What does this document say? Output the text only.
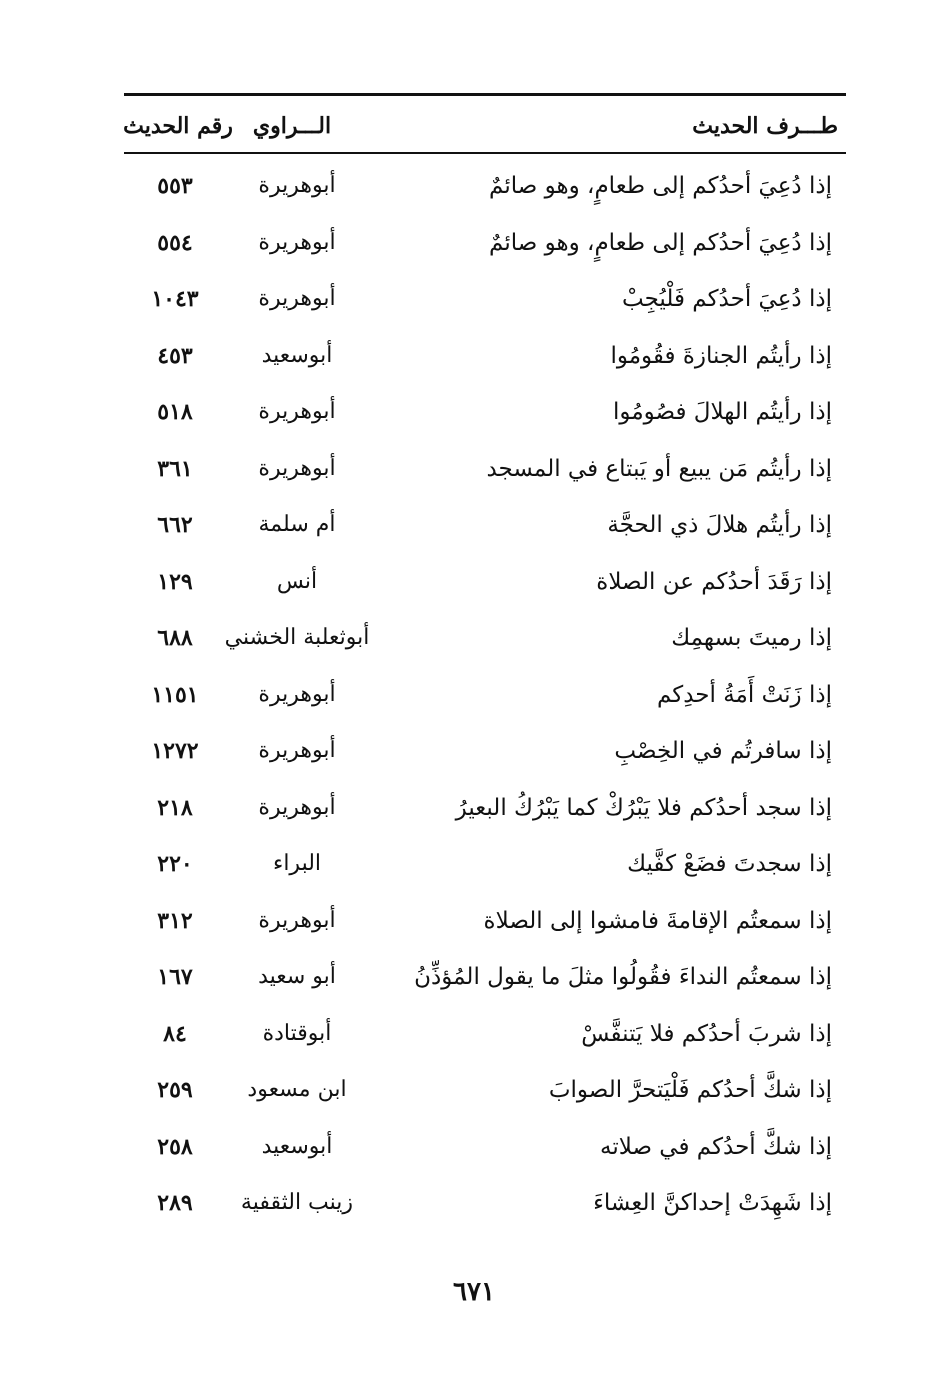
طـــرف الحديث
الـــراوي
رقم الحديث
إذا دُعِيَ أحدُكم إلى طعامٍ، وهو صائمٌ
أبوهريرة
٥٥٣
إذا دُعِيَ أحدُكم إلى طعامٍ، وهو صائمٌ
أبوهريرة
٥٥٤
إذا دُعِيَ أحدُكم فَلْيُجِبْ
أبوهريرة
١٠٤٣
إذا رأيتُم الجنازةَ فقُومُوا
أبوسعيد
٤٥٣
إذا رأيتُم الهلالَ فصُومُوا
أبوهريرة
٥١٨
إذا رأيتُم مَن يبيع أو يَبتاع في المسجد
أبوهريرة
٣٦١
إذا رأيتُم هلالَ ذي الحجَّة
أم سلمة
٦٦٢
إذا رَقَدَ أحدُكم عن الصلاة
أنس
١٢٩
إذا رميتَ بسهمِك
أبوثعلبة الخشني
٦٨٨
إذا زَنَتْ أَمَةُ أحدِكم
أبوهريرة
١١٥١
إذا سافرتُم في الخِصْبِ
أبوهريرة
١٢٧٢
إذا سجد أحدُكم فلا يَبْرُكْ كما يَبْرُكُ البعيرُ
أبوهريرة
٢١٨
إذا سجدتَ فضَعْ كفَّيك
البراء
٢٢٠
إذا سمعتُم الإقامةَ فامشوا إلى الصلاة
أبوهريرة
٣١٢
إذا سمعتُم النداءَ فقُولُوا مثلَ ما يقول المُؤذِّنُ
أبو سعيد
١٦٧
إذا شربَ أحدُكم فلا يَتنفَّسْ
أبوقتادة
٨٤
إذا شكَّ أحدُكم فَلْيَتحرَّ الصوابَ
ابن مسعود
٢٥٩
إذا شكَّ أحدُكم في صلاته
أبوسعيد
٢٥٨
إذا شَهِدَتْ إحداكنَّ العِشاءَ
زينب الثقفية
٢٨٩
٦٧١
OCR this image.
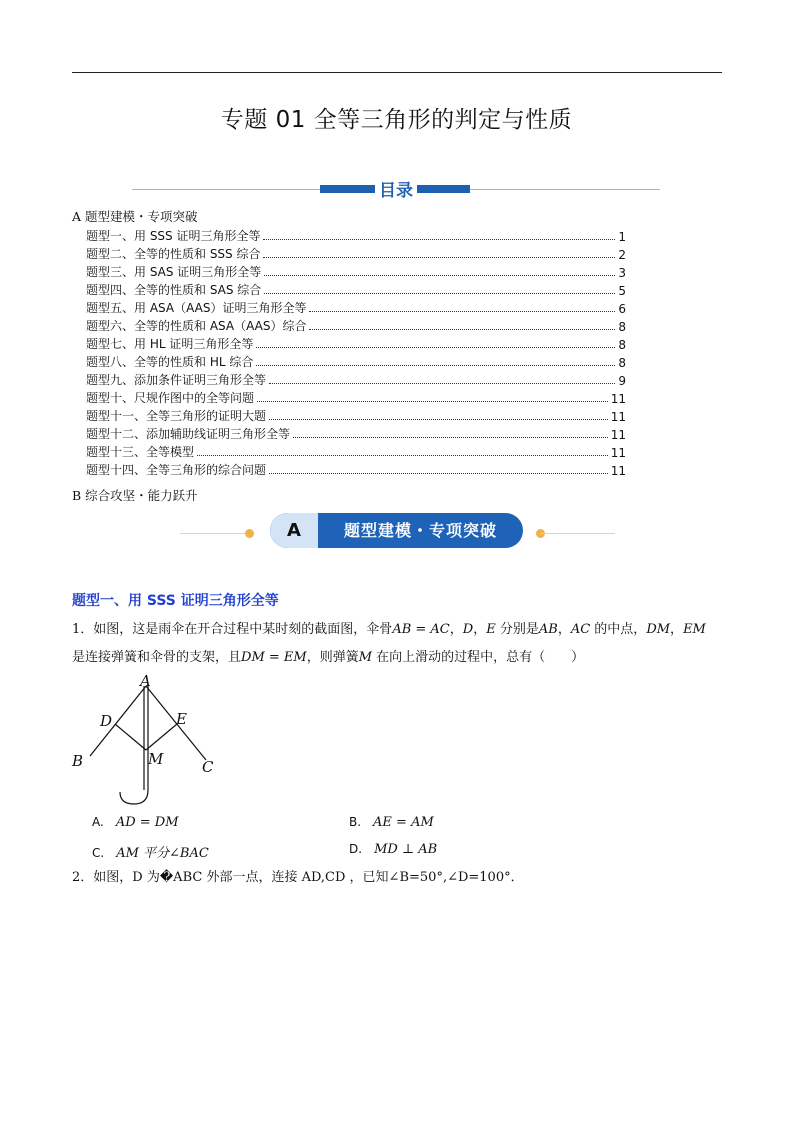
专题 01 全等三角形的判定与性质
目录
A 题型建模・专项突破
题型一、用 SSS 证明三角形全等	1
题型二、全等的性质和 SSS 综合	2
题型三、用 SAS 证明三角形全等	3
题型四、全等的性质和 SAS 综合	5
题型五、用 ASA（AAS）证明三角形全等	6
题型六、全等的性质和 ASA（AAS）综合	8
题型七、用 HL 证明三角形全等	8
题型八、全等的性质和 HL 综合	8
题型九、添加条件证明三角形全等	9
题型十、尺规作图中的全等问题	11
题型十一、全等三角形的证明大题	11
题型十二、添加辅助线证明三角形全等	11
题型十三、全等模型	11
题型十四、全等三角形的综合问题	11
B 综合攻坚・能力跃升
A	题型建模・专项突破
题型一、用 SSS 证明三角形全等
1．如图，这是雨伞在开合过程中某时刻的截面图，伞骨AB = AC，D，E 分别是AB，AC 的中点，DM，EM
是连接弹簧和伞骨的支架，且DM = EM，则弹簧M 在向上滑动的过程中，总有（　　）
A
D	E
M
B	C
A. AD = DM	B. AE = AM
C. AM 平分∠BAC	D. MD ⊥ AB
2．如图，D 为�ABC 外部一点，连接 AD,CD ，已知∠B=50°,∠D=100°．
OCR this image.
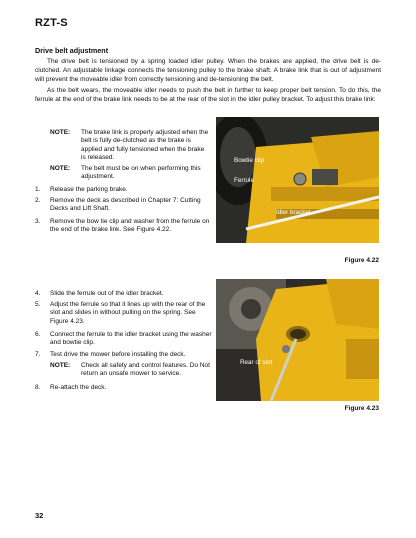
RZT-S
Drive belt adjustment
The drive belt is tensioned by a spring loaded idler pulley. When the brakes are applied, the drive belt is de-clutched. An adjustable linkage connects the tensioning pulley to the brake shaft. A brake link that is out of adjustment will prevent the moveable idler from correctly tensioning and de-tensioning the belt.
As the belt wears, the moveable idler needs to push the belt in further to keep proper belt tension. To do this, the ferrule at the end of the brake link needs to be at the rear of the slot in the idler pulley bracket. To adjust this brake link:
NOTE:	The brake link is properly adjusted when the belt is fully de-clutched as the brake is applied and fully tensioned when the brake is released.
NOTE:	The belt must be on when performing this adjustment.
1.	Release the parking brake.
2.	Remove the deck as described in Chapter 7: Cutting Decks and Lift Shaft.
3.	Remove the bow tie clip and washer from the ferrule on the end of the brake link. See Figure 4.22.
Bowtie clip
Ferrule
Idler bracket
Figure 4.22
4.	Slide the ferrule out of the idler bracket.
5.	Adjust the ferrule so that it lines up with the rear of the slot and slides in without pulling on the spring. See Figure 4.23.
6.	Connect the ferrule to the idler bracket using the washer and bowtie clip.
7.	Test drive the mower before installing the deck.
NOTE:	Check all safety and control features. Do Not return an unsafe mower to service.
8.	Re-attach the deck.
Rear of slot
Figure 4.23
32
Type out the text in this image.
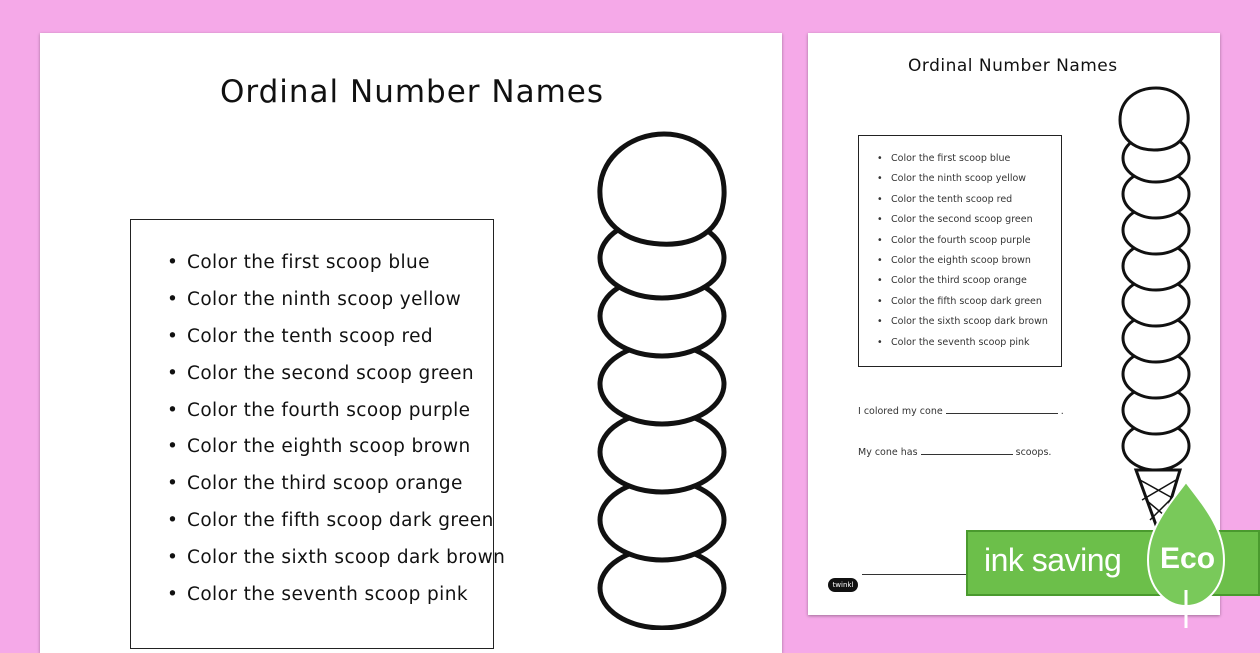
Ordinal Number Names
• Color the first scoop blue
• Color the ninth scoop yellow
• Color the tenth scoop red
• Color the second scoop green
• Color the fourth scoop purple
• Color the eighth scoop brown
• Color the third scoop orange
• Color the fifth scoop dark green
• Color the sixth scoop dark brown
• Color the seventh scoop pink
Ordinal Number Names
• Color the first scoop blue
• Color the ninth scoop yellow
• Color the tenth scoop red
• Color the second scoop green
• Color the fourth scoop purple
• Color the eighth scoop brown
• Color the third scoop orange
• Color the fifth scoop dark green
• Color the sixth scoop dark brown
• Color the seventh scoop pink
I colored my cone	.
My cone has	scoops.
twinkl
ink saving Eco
────────────────────
Copy the records above exactly, omitting every picture.

• PROBLEM SOLUTION:
What does this document say? Output the text only.
طـــرف الحديث
الـــراوي
رقم الحديث
إذا دُعِيَ أحدُكم إلى طعامٍ، وهو صائمٌ
أبوهريرة
٥٥٣
إذا دُعِيَ أحدُكم إلى طعامٍ، وهو صائمٌ
أبوهريرة
٥٥٤
إذا دُعِيَ أحدُكم فَلْيُجِبْ
أبوهريرة
١٠٤٣
إذا رأيتُم الجنازةَ فقُومُوا
أبوسعيد
٤٥٣
إذا رأيتُم الهلالَ فصُومُوا
أبوهريرة
٥١٨
إذا رأيتُم مَن يبيع أو يَبتاع في المسجد
أبوهريرة
٣٦١
إذا رأيتُم هلالَ ذي الحجَّة
أم سلمة
٦٦٢
إذا رَقَدَ أحدُكم عن الصلاة
أنس
١٢٩
إذا رميتَ بسهمِك
أبوثعلبة الخشني
٦٨٨
إذا زَنَتْ أَمَةُ أحدِكم
أبوهريرة
١١٥١
إذا سافرتُم في الخِصْبِ
أبوهريرة
١٢٧٢
إذا سجد أحدُكم فلا يَبْرُكْ كما يَبْرُكُ البعيرُ
أبوهريرة
٢١٨
إذا سجدتَ فضَعْ كفَّيك
البراء
٢٢٠
إذا سمعتُم الإقامةَ فامشوا إلى الصلاة
أبوهريرة
٣١٢
إذا سمعتُم النداءَ فقُولُوا مثلَ ما يقول المُؤذِّنُ
أبو سعيد
١٦٧
إذا شربَ أحدُكم فلا يَتنفَّسْ
أبوقتادة
٨٤
إذا شكَّ أحدُكم فَلْيَتحرَّ الصوابَ
ابن مسعود
٢٥٩
إذا شكَّ أحدُكم في صلاته
أبوسعيد
٢٥٨
إذا شَهِدَتْ إحداكنَّ العِشاءَ
زينب الثقفية
٢٨٩
٦٧١
OCR this image.
专题 01 全等三角形的判定与性质
目录
A 题型建模・专项突破
题型一、用 SSS 证明三角形全等	1
题型二、全等的性质和 SSS 综合	2
题型三、用 SAS 证明三角形全等	3
题型四、全等的性质和 SAS 综合	5
题型五、用 ASA（AAS）证明三角形全等	6
题型六、全等的性质和 ASA（AAS）综合	8
题型七、用 HL 证明三角形全等	8
题型八、全等的性质和 HL 综合	8
题型九、添加条件证明三角形全等	9
题型十、尺规作图中的全等问题	11
题型十一、全等三角形的证明大题	11
题型十二、添加辅助线证明三角形全等	11
题型十三、全等模型	11
题型十四、全等三角形的综合问题	11
B 综合攻坚・能力跃升
A	题型建模・专项突破
题型一、用 SSS 证明三角形全等
1．如图，这是雨伞在开合过程中某时刻的截面图，伞骨AB = AC，D，E 分别是AB，AC 的中点，DM，EM
是连接弹簧和伞骨的支架，且DM = EM，则弹簧M 在向上滑动的过程中，总有（　　）
A
D	E
M
B	C
A. AD = DM	B. AE = AM
C. AM 平分∠BAC	D. MD ⊥ AB
2．如图，D 为�ABC 外部一点，连接 AD,CD ，已知∠B=50°,∠D=100°．
OCR this image.
RZT-S
Drive belt adjustment
The drive belt is tensioned by a spring loaded idler pulley. When the brakes are applied, the drive belt is de-clutched. An adjustable linkage connects the tensioning pulley to the brake shaft. A brake link that is out of adjustment will prevent the moveable idler from correctly tensioning and de-tensioning the belt.
As the belt wears, the moveable idler needs to push the belt in further to keep proper belt tension. To do this, the ferrule at the end of the brake link needs to be at the rear of the slot in the idler pulley bracket. To adjust this brake link:
NOTE:	The brake link is properly adjusted when the belt is fully de-clutched as the brake is applied and fully tensioned when the brake is released.
NOTE:	The belt must be on when performing this adjustment.
1.	Release the parking brake.
2.	Remove the deck as described in Chapter 7: Cutting Decks and Lift Shaft.
3.	Remove the bow tie clip and washer from the ferrule on the end of the brake link. See Figure 4.22.
Bowtie clip
Ferrule
Idler bracket
Figure 4.22
4.	Slide the ferrule out of the idler bracket.
5.	Adjust the ferrule so that it lines up with the rear of the slot and slides in without pulling on the spring. See Figure 4.23.
6.	Connect the ferrule to the idler bracket using the washer and bowtie clip.
7.	Test drive the mower before installing the deck.
NOTE:	Check all safety and control features. Do Not return an unsafe mower to service.
8.	Re-attach the deck.
Rear of slot
Figure 4.23
32
Type out the text in this image.
Ordinal Number Names
• Color the first scoop blue
• Color the ninth scoop yellow
• Color the tenth scoop red
• Color the second scoop green
• Color the fourth scoop purple
• Color the eighth scoop brown
• Color the third scoop orange
• Color the fifth scoop dark green
• Color the sixth scoop dark brown
• Color the seventh scoop pink
Ordinal Number Names
• Color the first scoop blue
• Color the ninth scoop yellow
• Color the tenth scoop red
• Color the second scoop green
• Color the fourth scoop purple
• Color the eighth scoop brown
• Color the third scoop orange
• Color the fifth scoop dark green
• Color the sixth scoop dark brown
• Color the seventh scoop pink
I colored my cone	.
My cone has	scoops.
twinkl
ink saving Eco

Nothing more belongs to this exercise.